Every line below must be reproduced exactly. Copy them all.

** BEGIN **

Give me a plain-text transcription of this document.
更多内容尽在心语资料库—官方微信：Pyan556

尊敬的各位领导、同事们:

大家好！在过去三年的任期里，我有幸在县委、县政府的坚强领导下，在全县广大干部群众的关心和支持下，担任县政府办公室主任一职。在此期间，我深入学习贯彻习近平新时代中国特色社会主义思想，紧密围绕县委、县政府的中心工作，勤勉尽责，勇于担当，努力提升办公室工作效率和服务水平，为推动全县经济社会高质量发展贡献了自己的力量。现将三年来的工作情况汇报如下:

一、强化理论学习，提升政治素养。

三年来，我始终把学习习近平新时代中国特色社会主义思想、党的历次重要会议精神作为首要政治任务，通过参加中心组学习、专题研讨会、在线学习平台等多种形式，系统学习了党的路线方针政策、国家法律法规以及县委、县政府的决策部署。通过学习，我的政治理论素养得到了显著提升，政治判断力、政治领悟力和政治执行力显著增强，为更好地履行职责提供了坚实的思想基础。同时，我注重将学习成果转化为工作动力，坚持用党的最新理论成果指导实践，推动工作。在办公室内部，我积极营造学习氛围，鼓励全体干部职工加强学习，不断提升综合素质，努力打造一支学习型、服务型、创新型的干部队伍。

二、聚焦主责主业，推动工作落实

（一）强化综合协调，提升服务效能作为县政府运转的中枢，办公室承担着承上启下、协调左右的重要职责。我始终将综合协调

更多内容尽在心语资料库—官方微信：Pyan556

** END **

- **Response below**:
Give me a plain-text transcription of this document.
更多内容尽在心语资料库—官方微信：Pyan556

尊敬的各位领导、同事们:

大家好！在过去三年的任期里，我有幸在县委、县政府的坚强领导下，在全县广大干部群众的关心和支持下，担任县政府办公室主任一职。在此期间，我深入学习贯彻习近平新时代中国特色社会主义思想，紧密围绕县委、县政府的中心工作，勤勉尽责，勇于担当，努力提升办公室工作效率和服务水平，为推动全县经济社会高质量发展贡献了自己的力量。现将三年来的工作情况汇报如下:

一、强化理论学习，提升政治素养。

三年来，我始终把学习习近平新时代中国特色社会主义思想、党的历次重要会议精神作为首要政治任务，通过参加中心组学习、专题研讨会、在线学习平台等多种形式，系统学习了党的路线方针政策、国家法律法规以及县委、县政府的决策部署。通过学习，我的政治理论素养得到了显著提升，政治判断力、政治领悟力和政治执行力显著增强，为更好地履行职责提供了坚实的思想基础。同时，我注重将学习成果转化为工作动力，坚持用党的最新理论成果指导实践，推动工作。在办公室内部，我积极营造学习氛围，鼓励全体干部职工加强学习，不断提升综合素质，努力打造一支学习型、服务型、创新型的干部队伍。

二、聚焦主责主业，推动工作落实

（一）强化综合协调，提升服务效能作为县政府运转的中枢，办公室承担着承上启下、协调左右的重要职责。我始终将综合协调

更多内容尽在心语资料库—官方微信：Pyan556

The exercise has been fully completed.